:: THE RECORDS ::
_ _ _

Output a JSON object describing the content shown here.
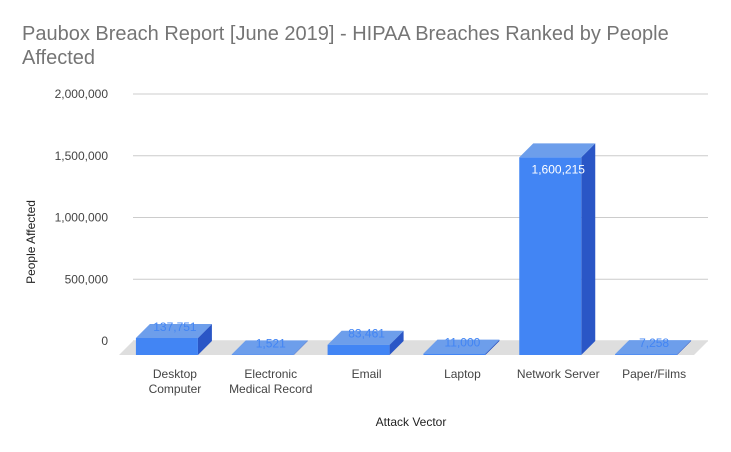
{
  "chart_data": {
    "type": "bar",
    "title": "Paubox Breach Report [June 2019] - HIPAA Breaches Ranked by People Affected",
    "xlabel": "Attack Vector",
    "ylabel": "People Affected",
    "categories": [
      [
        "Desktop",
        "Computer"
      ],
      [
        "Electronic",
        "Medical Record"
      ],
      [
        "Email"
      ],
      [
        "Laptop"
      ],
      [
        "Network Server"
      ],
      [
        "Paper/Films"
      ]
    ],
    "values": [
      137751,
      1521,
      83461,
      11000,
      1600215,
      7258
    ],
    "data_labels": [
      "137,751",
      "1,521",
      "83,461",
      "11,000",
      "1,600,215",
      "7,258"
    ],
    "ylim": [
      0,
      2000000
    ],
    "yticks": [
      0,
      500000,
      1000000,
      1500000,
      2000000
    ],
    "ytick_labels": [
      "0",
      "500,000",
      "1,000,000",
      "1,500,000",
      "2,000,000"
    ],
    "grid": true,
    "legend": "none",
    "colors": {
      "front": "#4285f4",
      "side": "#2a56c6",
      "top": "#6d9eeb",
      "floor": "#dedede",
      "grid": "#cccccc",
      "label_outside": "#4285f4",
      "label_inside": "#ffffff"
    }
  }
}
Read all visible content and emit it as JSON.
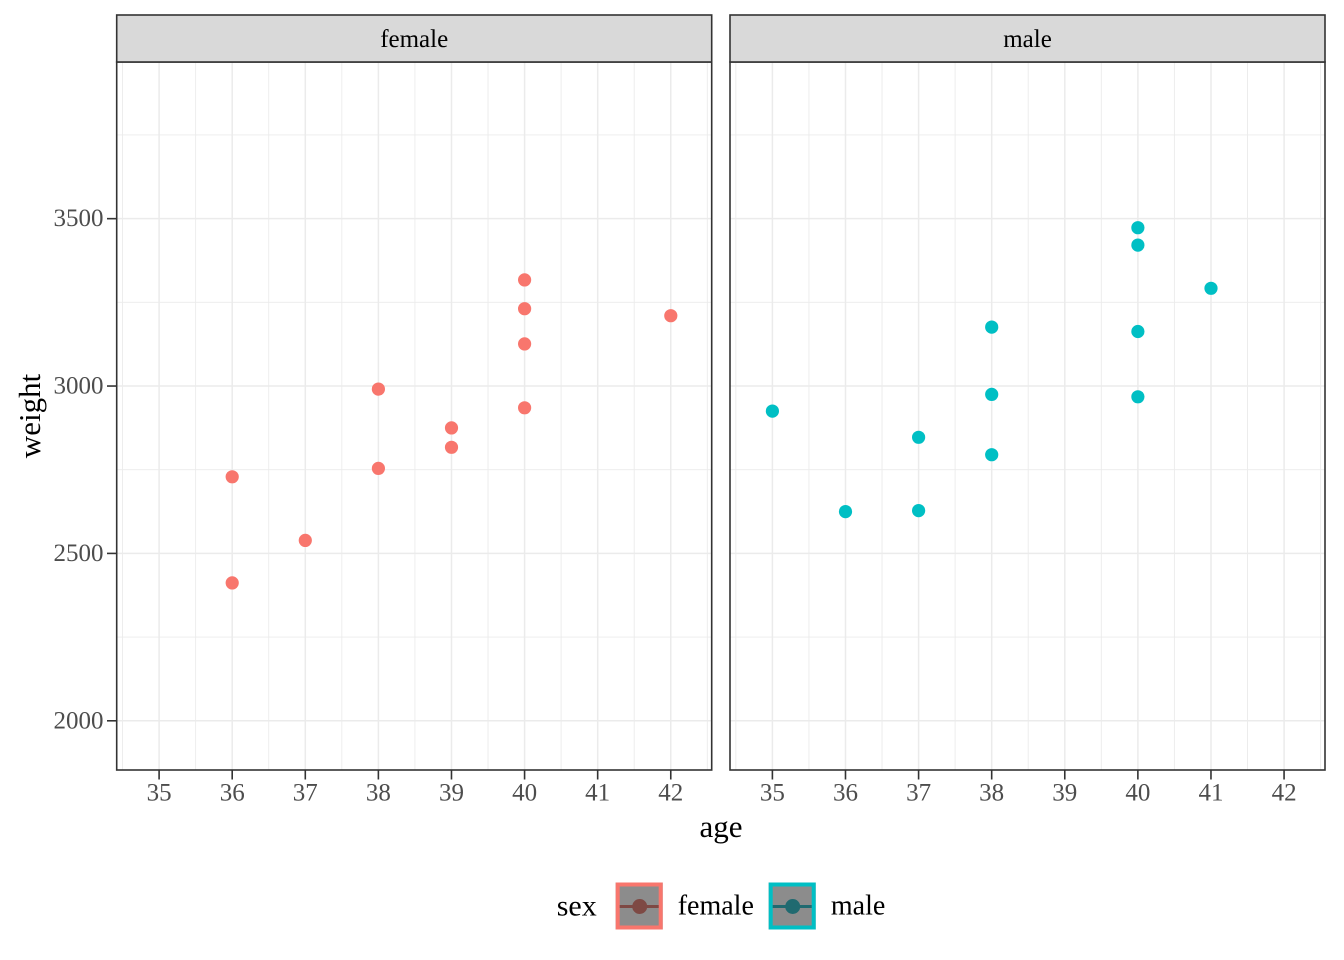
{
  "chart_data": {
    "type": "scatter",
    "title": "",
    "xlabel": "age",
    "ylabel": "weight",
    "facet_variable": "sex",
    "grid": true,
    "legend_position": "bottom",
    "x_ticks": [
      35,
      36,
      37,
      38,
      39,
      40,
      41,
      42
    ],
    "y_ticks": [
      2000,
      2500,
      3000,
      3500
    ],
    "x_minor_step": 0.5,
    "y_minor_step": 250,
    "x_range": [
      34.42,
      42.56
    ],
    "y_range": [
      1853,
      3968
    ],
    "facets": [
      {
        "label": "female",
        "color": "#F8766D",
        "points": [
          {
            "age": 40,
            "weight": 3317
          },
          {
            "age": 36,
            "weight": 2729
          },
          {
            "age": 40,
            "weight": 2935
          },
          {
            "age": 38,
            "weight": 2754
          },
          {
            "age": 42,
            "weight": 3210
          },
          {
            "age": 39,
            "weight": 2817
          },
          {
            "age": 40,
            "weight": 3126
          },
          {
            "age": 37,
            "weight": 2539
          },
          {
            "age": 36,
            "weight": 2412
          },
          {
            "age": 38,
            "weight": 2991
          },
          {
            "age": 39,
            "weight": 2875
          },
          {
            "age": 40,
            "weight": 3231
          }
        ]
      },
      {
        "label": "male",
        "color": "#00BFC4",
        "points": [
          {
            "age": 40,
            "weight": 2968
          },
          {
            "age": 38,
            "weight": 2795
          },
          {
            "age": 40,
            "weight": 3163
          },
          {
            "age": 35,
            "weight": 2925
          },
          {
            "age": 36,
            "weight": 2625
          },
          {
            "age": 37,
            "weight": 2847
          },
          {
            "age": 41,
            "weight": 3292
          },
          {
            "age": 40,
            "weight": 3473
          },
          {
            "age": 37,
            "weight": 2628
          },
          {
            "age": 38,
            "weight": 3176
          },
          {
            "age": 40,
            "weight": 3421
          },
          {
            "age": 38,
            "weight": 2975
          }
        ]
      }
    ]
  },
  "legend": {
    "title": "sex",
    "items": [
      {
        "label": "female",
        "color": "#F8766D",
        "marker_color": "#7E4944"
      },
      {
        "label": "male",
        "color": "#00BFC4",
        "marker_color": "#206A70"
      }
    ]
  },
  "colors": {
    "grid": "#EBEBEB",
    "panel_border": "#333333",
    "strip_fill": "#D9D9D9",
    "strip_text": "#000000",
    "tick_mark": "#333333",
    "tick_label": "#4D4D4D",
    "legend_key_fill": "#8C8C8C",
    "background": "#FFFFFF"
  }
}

_ _ _

:: DIRECTIVE ::
Repeat all of the records verbatim, leaving out the pictures.

:: ANSWER TO THE EXERCISE ::
Output a JSON object describing the content shown here.
{
  "chart_data": {
    "type": "bar",
    "title": "Paubox Breach Report [June 2019] - HIPAA Breaches Ranked by People Affected",
    "xlabel": "Attack Vector",
    "ylabel": "People Affected",
    "categories": [
      [
        "Desktop",
        "Computer"
      ],
      [
        "Electronic",
        "Medical Record"
      ],
      [
        "Email"
      ],
      [
        "Laptop"
      ],
      [
        "Network Server"
      ],
      [
        "Paper/Films"
      ]
    ],
    "values": [
      137751,
      1521,
      83461,
      11000,
      1600215,
      7258
    ],
    "data_labels": [
      "137,751",
      "1,521",
      "83,461",
      "11,000",
      "1,600,215",
      "7,258"
    ],
    "ylim": [
      0,
      2000000
    ],
    "yticks": [
      0,
      500000,
      1000000,
      1500000,
      2000000
    ],
    "ytick_labels": [
      "0",
      "500,000",
      "1,000,000",
      "1,500,000",
      "2,000,000"
    ],
    "grid": true,
    "legend": "none",
    "colors": {
      "front": "#4285f4",
      "side": "#2a56c6",
      "top": "#6d9eeb",
      "floor": "#dedede",
      "grid": "#cccccc",
      "label_outside": "#4285f4",
      "label_inside": "#ffffff"
    }
  }
}
Read all visible content and emit it as JSON.
{
  "chart_data": {
    "type": "scatter",
    "title": "",
    "xlabel": "age",
    "ylabel": "weight",
    "facet_variable": "sex",
    "grid": true,
    "legend_position": "bottom",
    "x_ticks": [
      35,
      36,
      37,
      38,
      39,
      40,
      41,
      42
    ],
    "y_ticks": [
      2000,
      2500,
      3000,
      3500
    ],
    "x_minor_step": 0.5,
    "y_minor_step": 250,
    "x_range": [
      34.42,
      42.56
    ],
    "y_range": [
      1853,
      3968
    ],
    "facets": [
      {
        "label": "female",
        "color": "#F8766D",
        "points": [
          {
            "age": 40,
            "weight": 3317
          },
          {
            "age": 36,
            "weight": 2729
          },
          {
            "age": 40,
            "weight": 2935
          },
          {
            "age": 38,
            "weight": 2754
          },
          {
            "age": 42,
            "weight": 3210
          },
          {
            "age": 39,
            "weight": 2817
          },
          {
            "age": 40,
            "weight": 3126
          },
          {
            "age": 37,
            "weight": 2539
          },
          {
            "age": 36,
            "weight": 2412
          },
          {
            "age": 38,
            "weight": 2991
          },
          {
            "age": 39,
            "weight": 2875
          },
          {
            "age": 40,
            "weight": 3231
          }
        ]
      },
      {
        "label": "male",
        "color": "#00BFC4",
        "points": [
          {
            "age": 40,
            "weight": 2968
          },
          {
            "age": 38,
            "weight": 2795
          },
          {
            "age": 40,
            "weight": 3163
          },
          {
            "age": 35,
            "weight": 2925
          },
          {
            "age": 36,
            "weight": 2625
          },
          {
            "age": 37,
            "weight": 2847
          },
          {
            "age": 41,
            "weight": 3292
          },
          {
            "age": 40,
            "weight": 3473
          },
          {
            "age": 37,
            "weight": 2628
          },
          {
            "age": 38,
            "weight": 3176
          },
          {
            "age": 40,
            "weight": 3421
          },
          {
            "age": 38,
            "weight": 2975
          }
        ]
      }
    ]
  },
  "legend": {
    "title": "sex",
    "items": [
      {
        "label": "female",
        "color": "#F8766D",
        "marker_color": "#7E4944"
      },
      {
        "label": "male",
        "color": "#00BFC4",
        "marker_color": "#206A70"
      }
    ]
  },
  "colors": {
    "grid": "#EBEBEB",
    "panel_border": "#333333",
    "strip_fill": "#D9D9D9",
    "strip_text": "#000000",
    "tick_mark": "#333333",
    "tick_label": "#4D4D4D",
    "legend_key_fill": "#8C8C8C",
    "background": "#FFFFFF"
  }
}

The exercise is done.